— STATED GOAL —
Your answer should be a single number: the count of lines in the material below that hold "thumb".

Part of a data file

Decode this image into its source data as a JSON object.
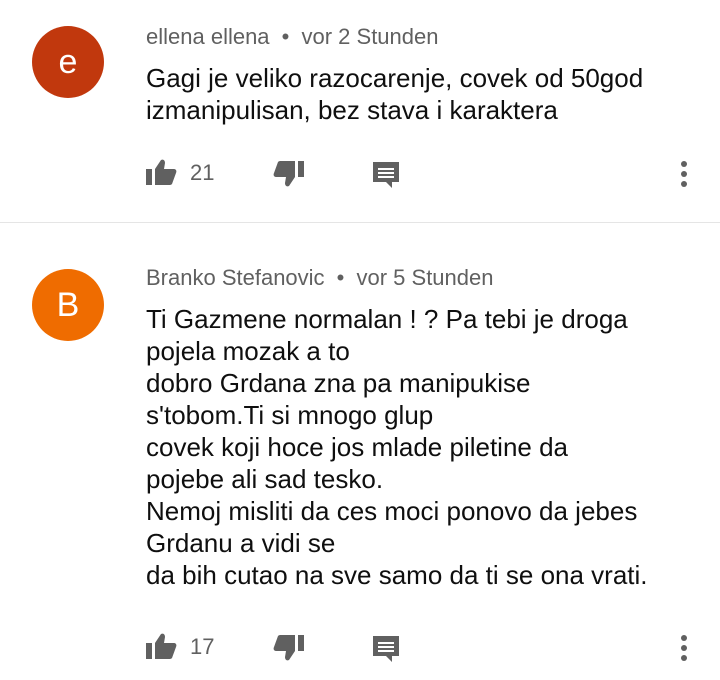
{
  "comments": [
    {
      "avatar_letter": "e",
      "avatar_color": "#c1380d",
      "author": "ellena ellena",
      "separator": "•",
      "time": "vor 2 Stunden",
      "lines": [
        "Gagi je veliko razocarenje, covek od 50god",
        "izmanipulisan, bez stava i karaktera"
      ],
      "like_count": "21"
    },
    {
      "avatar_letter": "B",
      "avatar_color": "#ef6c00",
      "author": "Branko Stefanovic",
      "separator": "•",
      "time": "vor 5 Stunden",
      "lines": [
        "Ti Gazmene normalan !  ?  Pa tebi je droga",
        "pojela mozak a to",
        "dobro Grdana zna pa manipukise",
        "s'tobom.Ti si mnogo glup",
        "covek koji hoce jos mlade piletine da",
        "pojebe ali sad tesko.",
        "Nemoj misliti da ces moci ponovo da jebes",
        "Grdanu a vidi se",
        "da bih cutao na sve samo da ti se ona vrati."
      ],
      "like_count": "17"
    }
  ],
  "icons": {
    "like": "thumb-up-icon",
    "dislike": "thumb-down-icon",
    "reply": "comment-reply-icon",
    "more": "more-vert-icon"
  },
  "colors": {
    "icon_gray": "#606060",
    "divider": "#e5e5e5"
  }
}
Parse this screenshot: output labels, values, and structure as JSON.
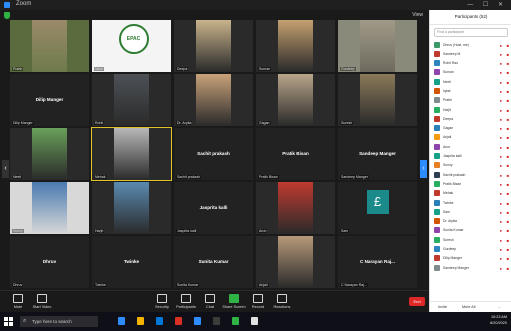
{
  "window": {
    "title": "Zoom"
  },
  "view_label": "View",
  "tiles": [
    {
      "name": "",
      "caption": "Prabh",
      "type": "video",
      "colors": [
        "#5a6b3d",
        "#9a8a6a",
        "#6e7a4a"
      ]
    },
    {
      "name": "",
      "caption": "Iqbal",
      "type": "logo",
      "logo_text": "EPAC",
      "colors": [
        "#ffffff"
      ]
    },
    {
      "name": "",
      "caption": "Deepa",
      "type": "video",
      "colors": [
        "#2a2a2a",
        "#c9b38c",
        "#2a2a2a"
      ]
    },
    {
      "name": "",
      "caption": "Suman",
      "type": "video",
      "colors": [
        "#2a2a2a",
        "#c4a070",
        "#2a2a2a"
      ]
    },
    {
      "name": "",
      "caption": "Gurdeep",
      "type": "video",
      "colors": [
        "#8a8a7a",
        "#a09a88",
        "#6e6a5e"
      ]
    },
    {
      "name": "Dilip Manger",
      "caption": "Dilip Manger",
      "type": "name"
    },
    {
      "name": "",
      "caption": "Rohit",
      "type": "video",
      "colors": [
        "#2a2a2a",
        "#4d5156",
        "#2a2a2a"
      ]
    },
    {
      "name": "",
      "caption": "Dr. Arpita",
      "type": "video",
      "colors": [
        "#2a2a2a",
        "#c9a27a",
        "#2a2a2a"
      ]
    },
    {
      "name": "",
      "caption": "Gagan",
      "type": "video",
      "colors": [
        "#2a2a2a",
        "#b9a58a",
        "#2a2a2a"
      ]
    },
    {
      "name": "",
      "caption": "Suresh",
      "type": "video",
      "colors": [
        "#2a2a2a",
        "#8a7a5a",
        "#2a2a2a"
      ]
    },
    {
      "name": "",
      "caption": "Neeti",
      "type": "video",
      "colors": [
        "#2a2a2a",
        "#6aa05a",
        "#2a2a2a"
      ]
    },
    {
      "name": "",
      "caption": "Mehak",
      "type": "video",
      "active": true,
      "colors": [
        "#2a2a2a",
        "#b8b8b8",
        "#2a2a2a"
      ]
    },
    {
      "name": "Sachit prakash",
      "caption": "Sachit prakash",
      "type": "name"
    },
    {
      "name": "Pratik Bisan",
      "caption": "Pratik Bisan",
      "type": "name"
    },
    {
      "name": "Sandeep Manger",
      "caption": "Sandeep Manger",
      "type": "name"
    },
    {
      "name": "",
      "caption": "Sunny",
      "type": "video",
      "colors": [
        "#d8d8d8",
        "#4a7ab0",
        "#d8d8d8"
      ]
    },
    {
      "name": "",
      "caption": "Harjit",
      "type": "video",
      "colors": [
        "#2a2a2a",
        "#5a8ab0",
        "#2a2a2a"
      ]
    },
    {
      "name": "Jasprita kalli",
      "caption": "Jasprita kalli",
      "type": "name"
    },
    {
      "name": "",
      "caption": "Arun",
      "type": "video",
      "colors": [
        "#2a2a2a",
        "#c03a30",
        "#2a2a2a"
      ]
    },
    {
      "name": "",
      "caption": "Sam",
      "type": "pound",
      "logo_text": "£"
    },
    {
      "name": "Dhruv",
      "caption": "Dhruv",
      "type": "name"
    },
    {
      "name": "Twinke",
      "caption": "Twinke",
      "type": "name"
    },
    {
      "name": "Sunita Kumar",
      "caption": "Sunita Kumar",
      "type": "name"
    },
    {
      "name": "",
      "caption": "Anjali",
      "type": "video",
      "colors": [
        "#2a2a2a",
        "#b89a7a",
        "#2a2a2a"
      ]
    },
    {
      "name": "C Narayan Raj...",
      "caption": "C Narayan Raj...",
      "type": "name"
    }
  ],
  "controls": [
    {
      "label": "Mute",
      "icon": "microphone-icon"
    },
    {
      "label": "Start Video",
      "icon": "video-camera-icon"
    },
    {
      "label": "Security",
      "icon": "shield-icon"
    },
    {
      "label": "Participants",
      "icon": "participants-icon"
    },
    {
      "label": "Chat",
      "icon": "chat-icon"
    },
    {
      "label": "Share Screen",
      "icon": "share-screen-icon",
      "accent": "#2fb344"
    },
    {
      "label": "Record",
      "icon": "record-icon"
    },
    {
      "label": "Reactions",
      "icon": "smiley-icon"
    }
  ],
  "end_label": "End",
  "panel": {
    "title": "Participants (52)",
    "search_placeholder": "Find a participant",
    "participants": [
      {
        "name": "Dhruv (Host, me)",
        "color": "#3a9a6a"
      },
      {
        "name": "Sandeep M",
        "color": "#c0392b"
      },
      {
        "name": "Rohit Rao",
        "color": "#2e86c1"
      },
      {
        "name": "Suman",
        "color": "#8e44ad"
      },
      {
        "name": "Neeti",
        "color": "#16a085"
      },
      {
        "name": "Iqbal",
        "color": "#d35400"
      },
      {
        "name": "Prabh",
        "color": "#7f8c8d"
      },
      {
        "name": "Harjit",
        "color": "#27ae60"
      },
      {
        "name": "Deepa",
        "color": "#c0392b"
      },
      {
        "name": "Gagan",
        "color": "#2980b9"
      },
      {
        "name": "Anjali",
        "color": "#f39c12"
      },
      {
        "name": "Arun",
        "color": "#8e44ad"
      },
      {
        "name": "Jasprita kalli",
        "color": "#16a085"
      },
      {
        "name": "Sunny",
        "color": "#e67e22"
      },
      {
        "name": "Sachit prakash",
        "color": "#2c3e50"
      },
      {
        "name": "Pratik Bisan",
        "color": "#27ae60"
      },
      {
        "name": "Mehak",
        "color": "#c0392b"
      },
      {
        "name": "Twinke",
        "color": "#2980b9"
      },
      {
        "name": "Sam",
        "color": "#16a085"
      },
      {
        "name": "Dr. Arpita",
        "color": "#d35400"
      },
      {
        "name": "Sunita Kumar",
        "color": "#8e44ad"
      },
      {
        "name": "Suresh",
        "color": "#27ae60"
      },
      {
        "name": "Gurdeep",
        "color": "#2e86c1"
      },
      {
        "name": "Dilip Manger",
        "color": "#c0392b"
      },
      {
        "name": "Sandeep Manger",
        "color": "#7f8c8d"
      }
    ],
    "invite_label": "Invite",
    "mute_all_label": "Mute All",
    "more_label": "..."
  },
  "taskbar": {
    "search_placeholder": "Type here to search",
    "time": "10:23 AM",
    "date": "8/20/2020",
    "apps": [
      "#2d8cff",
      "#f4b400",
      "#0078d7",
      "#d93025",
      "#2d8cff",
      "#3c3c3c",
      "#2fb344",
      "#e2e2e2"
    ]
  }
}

— SOLUTION —
2